▸ REQUEST: Reproduce all records verbatim.

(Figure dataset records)
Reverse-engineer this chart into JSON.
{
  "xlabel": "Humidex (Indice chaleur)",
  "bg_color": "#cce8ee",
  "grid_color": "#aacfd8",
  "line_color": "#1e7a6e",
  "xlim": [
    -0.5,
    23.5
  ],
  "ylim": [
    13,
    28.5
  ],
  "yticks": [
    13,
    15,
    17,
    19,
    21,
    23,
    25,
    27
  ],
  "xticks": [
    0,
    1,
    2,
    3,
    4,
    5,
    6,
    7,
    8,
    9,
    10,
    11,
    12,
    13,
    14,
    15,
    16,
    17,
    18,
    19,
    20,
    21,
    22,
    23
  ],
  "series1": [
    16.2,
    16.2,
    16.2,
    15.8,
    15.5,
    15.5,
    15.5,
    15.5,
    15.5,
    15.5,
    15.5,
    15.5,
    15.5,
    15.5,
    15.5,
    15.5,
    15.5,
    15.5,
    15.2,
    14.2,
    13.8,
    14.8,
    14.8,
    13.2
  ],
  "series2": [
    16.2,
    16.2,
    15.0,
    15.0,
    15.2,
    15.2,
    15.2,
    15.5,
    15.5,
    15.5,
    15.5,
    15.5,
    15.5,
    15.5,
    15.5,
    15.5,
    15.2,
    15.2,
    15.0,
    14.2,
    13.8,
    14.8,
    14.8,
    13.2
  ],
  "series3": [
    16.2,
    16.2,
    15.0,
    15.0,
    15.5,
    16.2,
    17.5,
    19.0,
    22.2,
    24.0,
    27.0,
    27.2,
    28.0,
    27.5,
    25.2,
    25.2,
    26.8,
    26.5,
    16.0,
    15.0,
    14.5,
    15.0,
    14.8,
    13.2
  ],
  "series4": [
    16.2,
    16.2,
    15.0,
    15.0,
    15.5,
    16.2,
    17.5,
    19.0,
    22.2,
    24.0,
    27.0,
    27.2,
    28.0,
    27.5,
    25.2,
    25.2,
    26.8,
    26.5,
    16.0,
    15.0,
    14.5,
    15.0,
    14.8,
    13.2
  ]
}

▸ OUTPUT:
Reverse-engineer this chart into JSON.
{
  "xlabel": "Humidex (Indice chaleur)",
  "bg_color": "#cce8ee",
  "grid_color": "#aacfd8",
  "line_color": "#1e7a6e",
  "xlim": [
    -0.5,
    23.5
  ],
  "ylim": [
    13,
    28.5
  ],
  "yticks": [
    13,
    15,
    17,
    19,
    21,
    23,
    25,
    27
  ],
  "xticks": [
    0,
    1,
    2,
    3,
    4,
    5,
    6,
    7,
    8,
    9,
    10,
    11,
    12,
    13,
    14,
    15,
    16,
    17,
    18,
    19,
    20,
    21,
    22,
    23
  ],
  "series1": [
    16.2,
    16.2,
    16.2,
    15.8,
    15.5,
    15.5,
    15.5,
    15.5,
    15.5,
    15.5,
    15.5,
    15.5,
    15.5,
    15.5,
    15.5,
    15.5,
    15.5,
    15.5,
    15.2,
    14.2,
    13.8,
    14.8,
    14.8,
    13.2
  ],
  "series2": [
    16.2,
    16.2,
    15.0,
    15.0,
    15.2,
    15.2,
    15.2,
    15.5,
    15.5,
    15.5,
    15.5,
    15.5,
    15.5,
    15.5,
    15.5,
    15.5,
    15.2,
    15.2,
    15.0,
    14.2,
    13.8,
    14.8,
    14.8,
    13.2
  ],
  "series3": [
    16.2,
    16.2,
    15.0,
    15.0,
    15.5,
    16.2,
    17.5,
    19.0,
    22.2,
    24.0,
    27.0,
    27.2,
    28.0,
    27.5,
    25.2,
    25.2,
    26.8,
    26.5,
    16.0,
    15.0,
    14.5,
    15.0,
    14.8,
    13.2
  ],
  "series4": [
    16.2,
    16.2,
    15.0,
    15.0,
    15.5,
    16.2,
    17.5,
    19.0,
    22.2,
    24.0,
    27.0,
    27.2,
    28.0,
    27.5,
    25.2,
    25.2,
    26.8,
    26.5,
    16.0,
    15.0,
    14.5,
    15.0,
    14.8,
    13.2
  ]
}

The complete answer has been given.